Print each line exactly as it is given.

Data extracted from a collection:
——————

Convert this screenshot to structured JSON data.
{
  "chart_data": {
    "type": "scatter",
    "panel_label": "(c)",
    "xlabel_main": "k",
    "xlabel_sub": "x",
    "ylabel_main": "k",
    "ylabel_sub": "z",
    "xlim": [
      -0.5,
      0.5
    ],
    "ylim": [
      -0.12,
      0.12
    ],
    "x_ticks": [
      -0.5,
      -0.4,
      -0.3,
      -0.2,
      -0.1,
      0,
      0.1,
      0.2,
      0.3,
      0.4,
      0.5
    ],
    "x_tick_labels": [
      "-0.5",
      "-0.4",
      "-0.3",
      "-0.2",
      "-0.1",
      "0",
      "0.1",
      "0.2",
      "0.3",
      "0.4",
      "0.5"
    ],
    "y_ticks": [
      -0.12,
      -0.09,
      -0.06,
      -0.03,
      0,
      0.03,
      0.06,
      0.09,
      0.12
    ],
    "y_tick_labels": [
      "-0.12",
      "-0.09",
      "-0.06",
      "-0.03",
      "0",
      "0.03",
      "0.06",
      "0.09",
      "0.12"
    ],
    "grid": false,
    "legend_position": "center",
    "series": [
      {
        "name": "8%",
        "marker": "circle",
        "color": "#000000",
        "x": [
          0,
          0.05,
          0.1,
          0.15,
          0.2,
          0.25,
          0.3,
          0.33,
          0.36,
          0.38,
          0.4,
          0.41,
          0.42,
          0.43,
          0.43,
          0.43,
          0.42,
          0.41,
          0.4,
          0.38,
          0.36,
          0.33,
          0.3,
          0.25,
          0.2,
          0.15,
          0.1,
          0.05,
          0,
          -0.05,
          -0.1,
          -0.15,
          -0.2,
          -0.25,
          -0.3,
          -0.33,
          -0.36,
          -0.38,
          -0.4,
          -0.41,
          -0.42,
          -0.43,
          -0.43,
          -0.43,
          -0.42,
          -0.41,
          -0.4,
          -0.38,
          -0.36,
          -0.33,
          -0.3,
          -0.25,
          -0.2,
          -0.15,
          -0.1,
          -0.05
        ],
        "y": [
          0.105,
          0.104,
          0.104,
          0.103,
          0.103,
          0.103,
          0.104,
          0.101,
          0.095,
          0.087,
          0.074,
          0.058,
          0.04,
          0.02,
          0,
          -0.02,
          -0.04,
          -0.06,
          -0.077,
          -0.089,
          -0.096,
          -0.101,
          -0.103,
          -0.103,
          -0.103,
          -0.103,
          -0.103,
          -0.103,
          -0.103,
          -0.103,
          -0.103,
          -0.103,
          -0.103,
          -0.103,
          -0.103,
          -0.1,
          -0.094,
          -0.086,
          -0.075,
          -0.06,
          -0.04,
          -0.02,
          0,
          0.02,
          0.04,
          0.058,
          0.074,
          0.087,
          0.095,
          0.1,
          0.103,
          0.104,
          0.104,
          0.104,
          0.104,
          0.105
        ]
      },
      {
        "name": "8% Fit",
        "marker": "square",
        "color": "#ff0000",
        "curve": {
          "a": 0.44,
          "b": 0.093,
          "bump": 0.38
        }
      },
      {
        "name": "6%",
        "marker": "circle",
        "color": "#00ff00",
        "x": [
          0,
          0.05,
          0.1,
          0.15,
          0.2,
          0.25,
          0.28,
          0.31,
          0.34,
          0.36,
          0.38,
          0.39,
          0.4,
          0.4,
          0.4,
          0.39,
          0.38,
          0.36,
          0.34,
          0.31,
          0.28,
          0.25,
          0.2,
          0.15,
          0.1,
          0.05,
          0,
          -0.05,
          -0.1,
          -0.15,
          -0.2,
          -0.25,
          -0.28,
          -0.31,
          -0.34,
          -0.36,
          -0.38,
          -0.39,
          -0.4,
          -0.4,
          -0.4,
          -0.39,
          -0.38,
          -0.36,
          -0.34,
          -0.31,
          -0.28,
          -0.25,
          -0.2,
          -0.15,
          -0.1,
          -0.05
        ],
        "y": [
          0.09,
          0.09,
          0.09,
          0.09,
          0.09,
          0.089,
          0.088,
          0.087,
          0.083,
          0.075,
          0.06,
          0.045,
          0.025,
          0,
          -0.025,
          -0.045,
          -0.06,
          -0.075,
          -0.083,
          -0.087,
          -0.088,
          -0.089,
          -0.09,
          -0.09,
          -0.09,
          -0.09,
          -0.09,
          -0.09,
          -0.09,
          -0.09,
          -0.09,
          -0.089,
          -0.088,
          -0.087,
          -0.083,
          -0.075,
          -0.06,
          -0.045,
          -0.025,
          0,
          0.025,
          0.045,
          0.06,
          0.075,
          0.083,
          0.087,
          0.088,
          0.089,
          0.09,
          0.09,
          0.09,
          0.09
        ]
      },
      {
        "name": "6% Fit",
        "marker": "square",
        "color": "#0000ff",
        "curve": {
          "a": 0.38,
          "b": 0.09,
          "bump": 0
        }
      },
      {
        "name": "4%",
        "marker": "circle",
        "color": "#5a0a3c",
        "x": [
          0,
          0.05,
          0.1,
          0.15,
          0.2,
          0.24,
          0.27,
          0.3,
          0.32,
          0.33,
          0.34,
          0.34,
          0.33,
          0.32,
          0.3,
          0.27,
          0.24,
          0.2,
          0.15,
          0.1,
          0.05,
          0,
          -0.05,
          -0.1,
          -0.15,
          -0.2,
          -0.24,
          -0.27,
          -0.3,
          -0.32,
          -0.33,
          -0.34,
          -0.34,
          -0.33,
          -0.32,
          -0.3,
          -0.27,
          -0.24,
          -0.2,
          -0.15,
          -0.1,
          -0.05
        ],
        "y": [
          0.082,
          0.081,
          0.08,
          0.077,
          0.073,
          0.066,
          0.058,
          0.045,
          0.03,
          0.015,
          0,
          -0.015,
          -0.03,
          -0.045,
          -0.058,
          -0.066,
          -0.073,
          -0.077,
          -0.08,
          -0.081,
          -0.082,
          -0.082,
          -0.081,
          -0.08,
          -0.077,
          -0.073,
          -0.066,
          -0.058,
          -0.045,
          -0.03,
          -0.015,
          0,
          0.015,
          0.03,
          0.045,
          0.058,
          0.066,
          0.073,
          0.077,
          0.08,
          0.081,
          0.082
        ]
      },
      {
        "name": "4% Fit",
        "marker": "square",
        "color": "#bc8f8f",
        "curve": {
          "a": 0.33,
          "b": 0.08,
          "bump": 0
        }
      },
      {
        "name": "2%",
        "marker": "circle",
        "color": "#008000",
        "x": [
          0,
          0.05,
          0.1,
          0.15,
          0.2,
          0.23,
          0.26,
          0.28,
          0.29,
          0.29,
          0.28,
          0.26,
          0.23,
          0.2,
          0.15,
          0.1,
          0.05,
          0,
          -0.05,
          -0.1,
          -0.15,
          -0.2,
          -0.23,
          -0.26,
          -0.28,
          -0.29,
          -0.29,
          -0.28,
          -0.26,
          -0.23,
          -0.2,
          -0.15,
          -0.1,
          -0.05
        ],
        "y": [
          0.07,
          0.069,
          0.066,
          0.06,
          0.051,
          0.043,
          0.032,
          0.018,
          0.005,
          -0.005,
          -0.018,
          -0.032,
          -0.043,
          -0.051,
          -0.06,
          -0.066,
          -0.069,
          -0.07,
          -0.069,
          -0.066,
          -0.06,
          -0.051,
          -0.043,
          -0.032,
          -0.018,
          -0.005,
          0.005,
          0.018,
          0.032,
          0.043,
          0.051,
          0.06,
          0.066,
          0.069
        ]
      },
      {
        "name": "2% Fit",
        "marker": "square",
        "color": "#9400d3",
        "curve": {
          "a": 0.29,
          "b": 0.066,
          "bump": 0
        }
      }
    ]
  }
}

——————

_Output for this task_
Convert this screenshot to structured JSON data.
{
  "chart_data": {
    "type": "scatter",
    "panel_label": "(c)",
    "xlabel_main": "k",
    "xlabel_sub": "x",
    "ylabel_main": "k",
    "ylabel_sub": "z",
    "xlim": [
      -0.5,
      0.5
    ],
    "ylim": [
      -0.12,
      0.12
    ],
    "x_ticks": [
      -0.5,
      -0.4,
      -0.3,
      -0.2,
      -0.1,
      0,
      0.1,
      0.2,
      0.3,
      0.4,
      0.5
    ],
    "x_tick_labels": [
      "-0.5",
      "-0.4",
      "-0.3",
      "-0.2",
      "-0.1",
      "0",
      "0.1",
      "0.2",
      "0.3",
      "0.4",
      "0.5"
    ],
    "y_ticks": [
      -0.12,
      -0.09,
      -0.06,
      -0.03,
      0,
      0.03,
      0.06,
      0.09,
      0.12
    ],
    "y_tick_labels": [
      "-0.12",
      "-0.09",
      "-0.06",
      "-0.03",
      "0",
      "0.03",
      "0.06",
      "0.09",
      "0.12"
    ],
    "grid": false,
    "legend_position": "center",
    "series": [
      {
        "name": "8%",
        "marker": "circle",
        "color": "#000000",
        "x": [
          0,
          0.05,
          0.1,
          0.15,
          0.2,
          0.25,
          0.3,
          0.33,
          0.36,
          0.38,
          0.4,
          0.41,
          0.42,
          0.43,
          0.43,
          0.43,
          0.42,
          0.41,
          0.4,
          0.38,
          0.36,
          0.33,
          0.3,
          0.25,
          0.2,
          0.15,
          0.1,
          0.05,
          0,
          -0.05,
          -0.1,
          -0.15,
          -0.2,
          -0.25,
          -0.3,
          -0.33,
          -0.36,
          -0.38,
          -0.4,
          -0.41,
          -0.42,
          -0.43,
          -0.43,
          -0.43,
          -0.42,
          -0.41,
          -0.4,
          -0.38,
          -0.36,
          -0.33,
          -0.3,
          -0.25,
          -0.2,
          -0.15,
          -0.1,
          -0.05
        ],
        "y": [
          0.105,
          0.104,
          0.104,
          0.103,
          0.103,
          0.103,
          0.104,
          0.101,
          0.095,
          0.087,
          0.074,
          0.058,
          0.04,
          0.02,
          0,
          -0.02,
          -0.04,
          -0.06,
          -0.077,
          -0.089,
          -0.096,
          -0.101,
          -0.103,
          -0.103,
          -0.103,
          -0.103,
          -0.103,
          -0.103,
          -0.103,
          -0.103,
          -0.103,
          -0.103,
          -0.103,
          -0.103,
          -0.103,
          -0.1,
          -0.094,
          -0.086,
          -0.075,
          -0.06,
          -0.04,
          -0.02,
          0,
          0.02,
          0.04,
          0.058,
          0.074,
          0.087,
          0.095,
          0.1,
          0.103,
          0.104,
          0.104,
          0.104,
          0.104,
          0.105
        ]
      },
      {
        "name": "8% Fit",
        "marker": "square",
        "color": "#ff0000",
        "curve": {
          "a": 0.44,
          "b": 0.093,
          "bump": 0.38
        }
      },
      {
        "name": "6%",
        "marker": "circle",
        "color": "#00ff00",
        "x": [
          0,
          0.05,
          0.1,
          0.15,
          0.2,
          0.25,
          0.28,
          0.31,
          0.34,
          0.36,
          0.38,
          0.39,
          0.4,
          0.4,
          0.4,
          0.39,
          0.38,
          0.36,
          0.34,
          0.31,
          0.28,
          0.25,
          0.2,
          0.15,
          0.1,
          0.05,
          0,
          -0.05,
          -0.1,
          -0.15,
          -0.2,
          -0.25,
          -0.28,
          -0.31,
          -0.34,
          -0.36,
          -0.38,
          -0.39,
          -0.4,
          -0.4,
          -0.4,
          -0.39,
          -0.38,
          -0.36,
          -0.34,
          -0.31,
          -0.28,
          -0.25,
          -0.2,
          -0.15,
          -0.1,
          -0.05
        ],
        "y": [
          0.09,
          0.09,
          0.09,
          0.09,
          0.09,
          0.089,
          0.088,
          0.087,
          0.083,
          0.075,
          0.06,
          0.045,
          0.025,
          0,
          -0.025,
          -0.045,
          -0.06,
          -0.075,
          -0.083,
          -0.087,
          -0.088,
          -0.089,
          -0.09,
          -0.09,
          -0.09,
          -0.09,
          -0.09,
          -0.09,
          -0.09,
          -0.09,
          -0.09,
          -0.089,
          -0.088,
          -0.087,
          -0.083,
          -0.075,
          -0.06,
          -0.045,
          -0.025,
          0,
          0.025,
          0.045,
          0.06,
          0.075,
          0.083,
          0.087,
          0.088,
          0.089,
          0.09,
          0.09,
          0.09,
          0.09
        ]
      },
      {
        "name": "6% Fit",
        "marker": "square",
        "color": "#0000ff",
        "curve": {
          "a": 0.38,
          "b": 0.09,
          "bump": 0
        }
      },
      {
        "name": "4%",
        "marker": "circle",
        "color": "#5a0a3c",
        "x": [
          0,
          0.05,
          0.1,
          0.15,
          0.2,
          0.24,
          0.27,
          0.3,
          0.32,
          0.33,
          0.34,
          0.34,
          0.33,
          0.32,
          0.3,
          0.27,
          0.24,
          0.2,
          0.15,
          0.1,
          0.05,
          0,
          -0.05,
          -0.1,
          -0.15,
          -0.2,
          -0.24,
          -0.27,
          -0.3,
          -0.32,
          -0.33,
          -0.34,
          -0.34,
          -0.33,
          -0.32,
          -0.3,
          -0.27,
          -0.24,
          -0.2,
          -0.15,
          -0.1,
          -0.05
        ],
        "y": [
          0.082,
          0.081,
          0.08,
          0.077,
          0.073,
          0.066,
          0.058,
          0.045,
          0.03,
          0.015,
          0,
          -0.015,
          -0.03,
          -0.045,
          -0.058,
          -0.066,
          -0.073,
          -0.077,
          -0.08,
          -0.081,
          -0.082,
          -0.082,
          -0.081,
          -0.08,
          -0.077,
          -0.073,
          -0.066,
          -0.058,
          -0.045,
          -0.03,
          -0.015,
          0,
          0.015,
          0.03,
          0.045,
          0.058,
          0.066,
          0.073,
          0.077,
          0.08,
          0.081,
          0.082
        ]
      },
      {
        "name": "4% Fit",
        "marker": "square",
        "color": "#bc8f8f",
        "curve": {
          "a": 0.33,
          "b": 0.08,
          "bump": 0
        }
      },
      {
        "name": "2%",
        "marker": "circle",
        "color": "#008000",
        "x": [
          0,
          0.05,
          0.1,
          0.15,
          0.2,
          0.23,
          0.26,
          0.28,
          0.29,
          0.29,
          0.28,
          0.26,
          0.23,
          0.2,
          0.15,
          0.1,
          0.05,
          0,
          -0.05,
          -0.1,
          -0.15,
          -0.2,
          -0.23,
          -0.26,
          -0.28,
          -0.29,
          -0.29,
          -0.28,
          -0.26,
          -0.23,
          -0.2,
          -0.15,
          -0.1,
          -0.05
        ],
        "y": [
          0.07,
          0.069,
          0.066,
          0.06,
          0.051,
          0.043,
          0.032,
          0.018,
          0.005,
          -0.005,
          -0.018,
          -0.032,
          -0.043,
          -0.051,
          -0.06,
          -0.066,
          -0.069,
          -0.07,
          -0.069,
          -0.066,
          -0.06,
          -0.051,
          -0.043,
          -0.032,
          -0.018,
          -0.005,
          0.005,
          0.018,
          0.032,
          0.043,
          0.051,
          0.06,
          0.066,
          0.069
        ]
      },
      {
        "name": "2% Fit",
        "marker": "square",
        "color": "#9400d3",
        "curve": {
          "a": 0.29,
          "b": 0.066,
          "bump": 0
        }
      }
    ]
  }
}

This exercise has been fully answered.